■ REQUIREMENT ■
Nothing in the records may be left out or altered; reproduce them all exactly.

■ EXERCISE MATERIALS ■
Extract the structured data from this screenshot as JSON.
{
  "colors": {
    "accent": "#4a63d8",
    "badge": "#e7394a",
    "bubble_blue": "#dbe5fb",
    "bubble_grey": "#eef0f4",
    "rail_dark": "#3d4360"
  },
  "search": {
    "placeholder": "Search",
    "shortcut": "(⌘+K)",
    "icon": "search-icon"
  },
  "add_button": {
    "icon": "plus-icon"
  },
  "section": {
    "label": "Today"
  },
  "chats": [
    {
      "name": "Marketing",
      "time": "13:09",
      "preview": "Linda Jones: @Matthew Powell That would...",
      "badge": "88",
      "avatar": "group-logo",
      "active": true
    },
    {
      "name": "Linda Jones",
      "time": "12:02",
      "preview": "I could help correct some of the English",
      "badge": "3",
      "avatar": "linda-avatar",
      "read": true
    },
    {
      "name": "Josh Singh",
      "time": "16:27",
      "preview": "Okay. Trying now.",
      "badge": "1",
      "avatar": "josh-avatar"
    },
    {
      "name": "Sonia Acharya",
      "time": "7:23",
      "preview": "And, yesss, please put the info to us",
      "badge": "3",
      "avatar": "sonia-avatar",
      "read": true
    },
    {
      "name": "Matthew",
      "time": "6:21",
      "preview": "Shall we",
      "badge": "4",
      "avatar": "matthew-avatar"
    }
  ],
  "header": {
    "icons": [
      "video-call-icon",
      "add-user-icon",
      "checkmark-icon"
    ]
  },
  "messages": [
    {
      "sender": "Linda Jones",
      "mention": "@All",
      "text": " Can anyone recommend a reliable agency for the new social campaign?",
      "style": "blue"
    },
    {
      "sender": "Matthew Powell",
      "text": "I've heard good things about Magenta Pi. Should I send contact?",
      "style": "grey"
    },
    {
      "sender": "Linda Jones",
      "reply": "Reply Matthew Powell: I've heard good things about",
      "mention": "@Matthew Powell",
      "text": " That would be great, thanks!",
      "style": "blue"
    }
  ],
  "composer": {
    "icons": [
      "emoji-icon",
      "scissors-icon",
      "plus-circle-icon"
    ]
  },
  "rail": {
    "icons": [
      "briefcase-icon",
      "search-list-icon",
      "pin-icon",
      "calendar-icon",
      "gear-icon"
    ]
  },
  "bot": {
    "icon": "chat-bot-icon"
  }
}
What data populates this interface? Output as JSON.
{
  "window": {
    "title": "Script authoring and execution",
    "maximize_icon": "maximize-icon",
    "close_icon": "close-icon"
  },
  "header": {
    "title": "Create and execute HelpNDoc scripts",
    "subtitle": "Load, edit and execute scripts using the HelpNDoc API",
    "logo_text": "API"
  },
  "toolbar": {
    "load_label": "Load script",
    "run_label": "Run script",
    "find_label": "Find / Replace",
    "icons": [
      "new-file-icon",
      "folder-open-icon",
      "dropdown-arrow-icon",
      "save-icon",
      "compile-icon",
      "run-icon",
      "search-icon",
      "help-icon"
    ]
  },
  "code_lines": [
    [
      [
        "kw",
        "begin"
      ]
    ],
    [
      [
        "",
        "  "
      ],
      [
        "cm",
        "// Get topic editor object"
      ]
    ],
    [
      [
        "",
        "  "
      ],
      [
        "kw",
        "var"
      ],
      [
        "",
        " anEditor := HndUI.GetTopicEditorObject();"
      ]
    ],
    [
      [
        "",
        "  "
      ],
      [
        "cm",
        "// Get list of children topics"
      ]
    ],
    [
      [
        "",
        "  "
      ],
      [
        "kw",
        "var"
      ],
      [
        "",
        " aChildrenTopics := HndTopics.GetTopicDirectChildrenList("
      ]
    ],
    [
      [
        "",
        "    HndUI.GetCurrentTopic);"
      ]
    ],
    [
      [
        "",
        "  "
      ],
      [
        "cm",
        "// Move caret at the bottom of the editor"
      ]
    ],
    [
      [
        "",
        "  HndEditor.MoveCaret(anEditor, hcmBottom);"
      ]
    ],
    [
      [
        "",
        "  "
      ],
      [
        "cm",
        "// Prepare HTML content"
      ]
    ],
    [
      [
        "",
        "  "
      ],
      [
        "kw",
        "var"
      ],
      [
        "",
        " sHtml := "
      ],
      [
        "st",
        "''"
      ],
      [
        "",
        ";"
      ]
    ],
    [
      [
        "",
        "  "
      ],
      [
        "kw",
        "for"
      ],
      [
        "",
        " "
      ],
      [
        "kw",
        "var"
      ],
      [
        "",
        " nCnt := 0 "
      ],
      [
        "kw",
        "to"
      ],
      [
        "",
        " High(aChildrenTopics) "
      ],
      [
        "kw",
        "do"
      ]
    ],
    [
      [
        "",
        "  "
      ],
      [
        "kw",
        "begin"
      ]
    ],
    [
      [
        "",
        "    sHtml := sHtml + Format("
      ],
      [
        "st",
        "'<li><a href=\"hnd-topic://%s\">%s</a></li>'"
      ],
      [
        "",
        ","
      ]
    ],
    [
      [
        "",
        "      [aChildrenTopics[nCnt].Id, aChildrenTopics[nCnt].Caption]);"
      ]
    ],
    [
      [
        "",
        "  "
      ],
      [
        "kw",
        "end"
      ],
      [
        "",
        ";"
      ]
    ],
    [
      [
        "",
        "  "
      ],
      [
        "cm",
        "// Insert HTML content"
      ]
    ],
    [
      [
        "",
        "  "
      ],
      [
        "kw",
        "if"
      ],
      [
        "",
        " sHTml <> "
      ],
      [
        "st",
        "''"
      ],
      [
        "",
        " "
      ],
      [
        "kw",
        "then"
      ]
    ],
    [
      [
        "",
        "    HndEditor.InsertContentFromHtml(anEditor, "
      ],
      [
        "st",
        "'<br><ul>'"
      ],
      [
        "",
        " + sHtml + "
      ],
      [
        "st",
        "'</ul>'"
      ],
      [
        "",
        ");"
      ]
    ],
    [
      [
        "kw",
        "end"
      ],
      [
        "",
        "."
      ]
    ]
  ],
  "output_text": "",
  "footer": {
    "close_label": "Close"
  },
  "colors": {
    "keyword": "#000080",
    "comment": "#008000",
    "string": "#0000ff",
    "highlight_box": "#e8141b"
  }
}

■ EXPECTED OUTPUT ■
Extract the structured data from this screenshot as JSON.
{
  "colors": {
    "accent": "#4a63d8",
    "badge": "#e7394a",
    "bubble_blue": "#dbe5fb",
    "bubble_grey": "#eef0f4",
    "rail_dark": "#3d4360"
  },
  "search": {
    "placeholder": "Search",
    "shortcut": "(⌘+K)",
    "icon": "search-icon"
  },
  "add_button": {
    "icon": "plus-icon"
  },
  "section": {
    "label": "Today"
  },
  "chats": [
    {
      "name": "Marketing",
      "time": "13:09",
      "preview": "Linda Jones: @Matthew Powell That would...",
      "badge": "88",
      "avatar": "group-logo",
      "active": true
    },
    {
      "name": "Linda Jones",
      "time": "12:02",
      "preview": "I could help correct some of the English",
      "badge": "3",
      "avatar": "linda-avatar",
      "read": true
    },
    {
      "name": "Josh Singh",
      "time": "16:27",
      "preview": "Okay. Trying now.",
      "badge": "1",
      "avatar": "josh-avatar"
    },
    {
      "name": "Sonia Acharya",
      "time": "7:23",
      "preview": "And, yesss, please put the info to us",
      "badge": "3",
      "avatar": "sonia-avatar",
      "read": true
    },
    {
      "name": "Matthew",
      "time": "6:21",
      "preview": "Shall we",
      "badge": "4",
      "avatar": "matthew-avatar"
    }
  ],
  "header": {
    "icons": [
      "video-call-icon",
      "add-user-icon",
      "checkmark-icon"
    ]
  },
  "messages": [
    {
      "sender": "Linda Jones",
      "mention": "@All",
      "text": " Can anyone recommend a reliable agency for the new social campaign?",
      "style": "blue"
    },
    {
      "sender": "Matthew Powell",
      "text": "I've heard good things about Magenta Pi. Should I send contact?",
      "style": "grey"
    },
    {
      "sender": "Linda Jones",
      "reply": "Reply Matthew Powell: I've heard good things about",
      "mention": "@Matthew Powell",
      "text": " That would be great, thanks!",
      "style": "blue"
    }
  ],
  "composer": {
    "icons": [
      "emoji-icon",
      "scissors-icon",
      "plus-circle-icon"
    ]
  },
  "rail": {
    "icons": [
      "briefcase-icon",
      "search-list-icon",
      "pin-icon",
      "calendar-icon",
      "gear-icon"
    ]
  },
  "bot": {
    "icon": "chat-bot-icon"
  }
}
What data populates this interface? Output as JSON.
{
  "window": {
    "title": "Script authoring and execution",
    "maximize_icon": "maximize-icon",
    "close_icon": "close-icon"
  },
  "header": {
    "title": "Create and execute HelpNDoc scripts",
    "subtitle": "Load, edit and execute scripts using the HelpNDoc API",
    "logo_text": "API"
  },
  "toolbar": {
    "load_label": "Load script",
    "run_label": "Run script",
    "find_label": "Find / Replace",
    "icons": [
      "new-file-icon",
      "folder-open-icon",
      "dropdown-arrow-icon",
      "save-icon",
      "compile-icon",
      "run-icon",
      "search-icon",
      "help-icon"
    ]
  },
  "code_lines": [
    [
      [
        "kw",
        "begin"
      ]
    ],
    [
      [
        "",
        "  "
      ],
      [
        "cm",
        "// Get topic editor object"
      ]
    ],
    [
      [
        "",
        "  "
      ],
      [
        "kw",
        "var"
      ],
      [
        "",
        " anEditor := HndUI.GetTopicEditorObject();"
      ]
    ],
    [
      [
        "",
        "  "
      ],
      [
        "cm",
        "// Get list of children topics"
      ]
    ],
    [
      [
        "",
        "  "
      ],
      [
        "kw",
        "var"
      ],
      [
        "",
        " aChildrenTopics := HndTopics.GetTopicDirectChildrenList("
      ]
    ],
    [
      [
        "",
        "    HndUI.GetCurrentTopic);"
      ]
    ],
    [
      [
        "",
        "  "
      ],
      [
        "cm",
        "// Move caret at the bottom of the editor"
      ]
    ],
    [
      [
        "",
        "  HndEditor.MoveCaret(anEditor, hcmBottom);"
      ]
    ],
    [
      [
        "",
        "  "
      ],
      [
        "cm",
        "// Prepare HTML content"
      ]
    ],
    [
      [
        "",
        "  "
      ],
      [
        "kw",
        "var"
      ],
      [
        "",
        " sHtml := "
      ],
      [
        "st",
        "''"
      ],
      [
        "",
        ";"
      ]
    ],
    [
      [
        "",
        "  "
      ],
      [
        "kw",
        "for"
      ],
      [
        "",
        " "
      ],
      [
        "kw",
        "var"
      ],
      [
        "",
        " nCnt := 0 "
      ],
      [
        "kw",
        "to"
      ],
      [
        "",
        " High(aChildrenTopics) "
      ],
      [
        "kw",
        "do"
      ]
    ],
    [
      [
        "",
        "  "
      ],
      [
        "kw",
        "begin"
      ]
    ],
    [
      [
        "",
        "    sHtml := sHtml + Format("
      ],
      [
        "st",
        "'<li><a href=\"hnd-topic://%s\">%s</a></li>'"
      ],
      [
        "",
        ","
      ]
    ],
    [
      [
        "",
        "      [aChildrenTopics[nCnt].Id, aChildrenTopics[nCnt].Caption]);"
      ]
    ],
    [
      [
        "",
        "  "
      ],
      [
        "kw",
        "end"
      ],
      [
        "",
        ";"
      ]
    ],
    [
      [
        "",
        "  "
      ],
      [
        "cm",
        "// Insert HTML content"
      ]
    ],
    [
      [
        "",
        "  "
      ],
      [
        "kw",
        "if"
      ],
      [
        "",
        " sHTml <> "
      ],
      [
        "st",
        "''"
      ],
      [
        "",
        " "
      ],
      [
        "kw",
        "then"
      ]
    ],
    [
      [
        "",
        "    HndEditor.InsertContentFromHtml(anEditor, "
      ],
      [
        "st",
        "'<br><ul>'"
      ],
      [
        "",
        " + sHtml + "
      ],
      [
        "st",
        "'</ul>'"
      ],
      [
        "",
        ");"
      ]
    ],
    [
      [
        "kw",
        "end"
      ],
      [
        "",
        "."
      ]
    ]
  ],
  "output_text": "",
  "footer": {
    "close_label": "Close"
  },
  "colors": {
    "keyword": "#000080",
    "comment": "#008000",
    "string": "#0000ff",
    "highlight_box": "#e8141b"
  }
}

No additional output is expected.